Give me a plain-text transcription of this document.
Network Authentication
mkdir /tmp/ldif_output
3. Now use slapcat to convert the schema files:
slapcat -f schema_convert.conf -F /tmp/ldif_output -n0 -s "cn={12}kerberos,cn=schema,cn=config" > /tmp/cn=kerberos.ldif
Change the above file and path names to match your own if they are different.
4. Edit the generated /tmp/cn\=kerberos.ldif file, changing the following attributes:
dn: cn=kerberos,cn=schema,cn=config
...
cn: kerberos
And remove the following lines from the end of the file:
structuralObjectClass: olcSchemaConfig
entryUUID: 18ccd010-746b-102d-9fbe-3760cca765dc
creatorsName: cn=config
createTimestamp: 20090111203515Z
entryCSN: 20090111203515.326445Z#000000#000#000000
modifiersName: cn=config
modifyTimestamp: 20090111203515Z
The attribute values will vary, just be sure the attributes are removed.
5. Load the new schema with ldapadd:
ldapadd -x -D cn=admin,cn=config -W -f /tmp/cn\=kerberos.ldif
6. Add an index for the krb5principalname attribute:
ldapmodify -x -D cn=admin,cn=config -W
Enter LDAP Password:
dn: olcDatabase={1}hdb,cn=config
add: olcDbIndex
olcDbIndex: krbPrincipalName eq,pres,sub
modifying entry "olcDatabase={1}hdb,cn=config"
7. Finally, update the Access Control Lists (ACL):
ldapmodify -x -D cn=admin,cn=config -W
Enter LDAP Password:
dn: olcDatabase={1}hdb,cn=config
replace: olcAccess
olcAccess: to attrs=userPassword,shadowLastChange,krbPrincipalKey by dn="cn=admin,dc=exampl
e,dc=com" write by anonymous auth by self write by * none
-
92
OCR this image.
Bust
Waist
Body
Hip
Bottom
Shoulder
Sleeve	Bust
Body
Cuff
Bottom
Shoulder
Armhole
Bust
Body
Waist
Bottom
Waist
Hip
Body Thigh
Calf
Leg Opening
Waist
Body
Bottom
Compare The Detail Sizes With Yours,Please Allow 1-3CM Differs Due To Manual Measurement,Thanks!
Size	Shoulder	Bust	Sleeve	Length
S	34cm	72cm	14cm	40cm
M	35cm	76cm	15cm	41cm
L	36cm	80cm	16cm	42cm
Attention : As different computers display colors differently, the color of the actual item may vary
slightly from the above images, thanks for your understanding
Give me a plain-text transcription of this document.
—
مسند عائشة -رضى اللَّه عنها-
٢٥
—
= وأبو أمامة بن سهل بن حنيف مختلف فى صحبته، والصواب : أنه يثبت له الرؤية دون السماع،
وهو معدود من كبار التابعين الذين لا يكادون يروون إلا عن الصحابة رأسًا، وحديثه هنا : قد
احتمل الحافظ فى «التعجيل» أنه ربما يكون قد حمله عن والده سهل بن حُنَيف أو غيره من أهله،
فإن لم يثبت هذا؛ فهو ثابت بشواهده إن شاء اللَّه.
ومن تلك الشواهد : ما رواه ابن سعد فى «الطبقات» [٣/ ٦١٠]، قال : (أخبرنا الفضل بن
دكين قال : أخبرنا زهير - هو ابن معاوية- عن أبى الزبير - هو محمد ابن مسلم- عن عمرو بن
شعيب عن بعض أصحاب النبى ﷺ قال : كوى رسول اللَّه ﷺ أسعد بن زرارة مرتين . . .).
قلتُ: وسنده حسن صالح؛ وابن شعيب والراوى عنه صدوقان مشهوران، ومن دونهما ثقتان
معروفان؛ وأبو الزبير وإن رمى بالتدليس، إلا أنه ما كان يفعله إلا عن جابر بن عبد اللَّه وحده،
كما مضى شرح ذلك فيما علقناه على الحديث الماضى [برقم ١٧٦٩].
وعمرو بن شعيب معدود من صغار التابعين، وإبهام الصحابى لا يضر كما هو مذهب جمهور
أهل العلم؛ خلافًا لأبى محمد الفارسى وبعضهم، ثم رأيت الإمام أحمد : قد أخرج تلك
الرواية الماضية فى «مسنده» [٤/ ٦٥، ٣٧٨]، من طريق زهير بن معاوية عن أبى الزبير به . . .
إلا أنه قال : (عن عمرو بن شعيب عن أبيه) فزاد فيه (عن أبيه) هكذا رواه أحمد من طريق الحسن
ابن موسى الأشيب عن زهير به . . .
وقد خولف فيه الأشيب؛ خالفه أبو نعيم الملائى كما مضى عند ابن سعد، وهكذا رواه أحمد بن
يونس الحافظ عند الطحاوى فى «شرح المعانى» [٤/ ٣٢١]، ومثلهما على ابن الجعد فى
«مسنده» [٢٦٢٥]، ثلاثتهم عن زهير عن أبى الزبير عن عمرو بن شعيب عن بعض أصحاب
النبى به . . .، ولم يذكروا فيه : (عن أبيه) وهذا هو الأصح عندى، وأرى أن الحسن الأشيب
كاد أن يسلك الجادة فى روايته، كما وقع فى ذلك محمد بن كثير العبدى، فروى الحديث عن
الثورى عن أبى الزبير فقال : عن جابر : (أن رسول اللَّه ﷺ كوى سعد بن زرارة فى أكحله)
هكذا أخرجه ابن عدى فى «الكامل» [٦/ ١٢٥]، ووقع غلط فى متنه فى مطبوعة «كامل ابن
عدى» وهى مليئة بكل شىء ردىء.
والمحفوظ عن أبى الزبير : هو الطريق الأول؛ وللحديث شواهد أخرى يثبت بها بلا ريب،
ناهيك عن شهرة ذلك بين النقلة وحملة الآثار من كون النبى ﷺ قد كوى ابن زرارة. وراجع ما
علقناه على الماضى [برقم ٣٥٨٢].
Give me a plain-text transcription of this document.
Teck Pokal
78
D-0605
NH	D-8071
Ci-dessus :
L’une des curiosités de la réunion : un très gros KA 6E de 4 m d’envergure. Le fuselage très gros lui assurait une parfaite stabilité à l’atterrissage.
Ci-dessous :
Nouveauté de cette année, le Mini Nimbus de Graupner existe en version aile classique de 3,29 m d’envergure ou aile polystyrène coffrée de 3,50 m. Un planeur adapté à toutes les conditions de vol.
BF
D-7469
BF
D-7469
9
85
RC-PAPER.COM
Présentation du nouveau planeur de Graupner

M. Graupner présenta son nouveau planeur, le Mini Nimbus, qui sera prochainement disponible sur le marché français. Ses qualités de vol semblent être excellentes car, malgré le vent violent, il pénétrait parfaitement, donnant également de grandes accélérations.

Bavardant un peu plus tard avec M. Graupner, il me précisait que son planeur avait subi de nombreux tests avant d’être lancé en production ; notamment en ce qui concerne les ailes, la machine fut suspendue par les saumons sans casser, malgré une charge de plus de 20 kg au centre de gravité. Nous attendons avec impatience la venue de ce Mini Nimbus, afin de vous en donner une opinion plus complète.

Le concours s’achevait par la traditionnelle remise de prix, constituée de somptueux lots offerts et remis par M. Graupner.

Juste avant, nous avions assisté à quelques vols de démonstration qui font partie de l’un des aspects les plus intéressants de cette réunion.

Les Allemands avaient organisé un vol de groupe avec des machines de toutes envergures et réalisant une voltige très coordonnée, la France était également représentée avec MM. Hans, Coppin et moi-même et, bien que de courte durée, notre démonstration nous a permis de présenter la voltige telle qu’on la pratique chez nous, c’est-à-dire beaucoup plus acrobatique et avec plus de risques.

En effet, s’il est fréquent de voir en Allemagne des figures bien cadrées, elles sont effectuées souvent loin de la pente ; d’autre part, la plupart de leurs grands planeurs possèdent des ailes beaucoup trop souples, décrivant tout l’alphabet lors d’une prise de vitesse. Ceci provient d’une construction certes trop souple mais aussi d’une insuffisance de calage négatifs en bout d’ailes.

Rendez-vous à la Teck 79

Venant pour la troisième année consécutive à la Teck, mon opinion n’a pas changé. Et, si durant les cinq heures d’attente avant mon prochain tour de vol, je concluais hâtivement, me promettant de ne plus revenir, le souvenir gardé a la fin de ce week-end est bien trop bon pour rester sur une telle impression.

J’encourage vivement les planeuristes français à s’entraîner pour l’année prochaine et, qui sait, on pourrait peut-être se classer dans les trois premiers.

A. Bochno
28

▸ **EXERCISE GOAL**
Using the entries above, find all lines with "vary". Copy them.

▸ **THE REPLY**
The attribute values will vary, just be sure the attributes are removed.
Attention : As different computers display colors differently, the color of the actual item may vary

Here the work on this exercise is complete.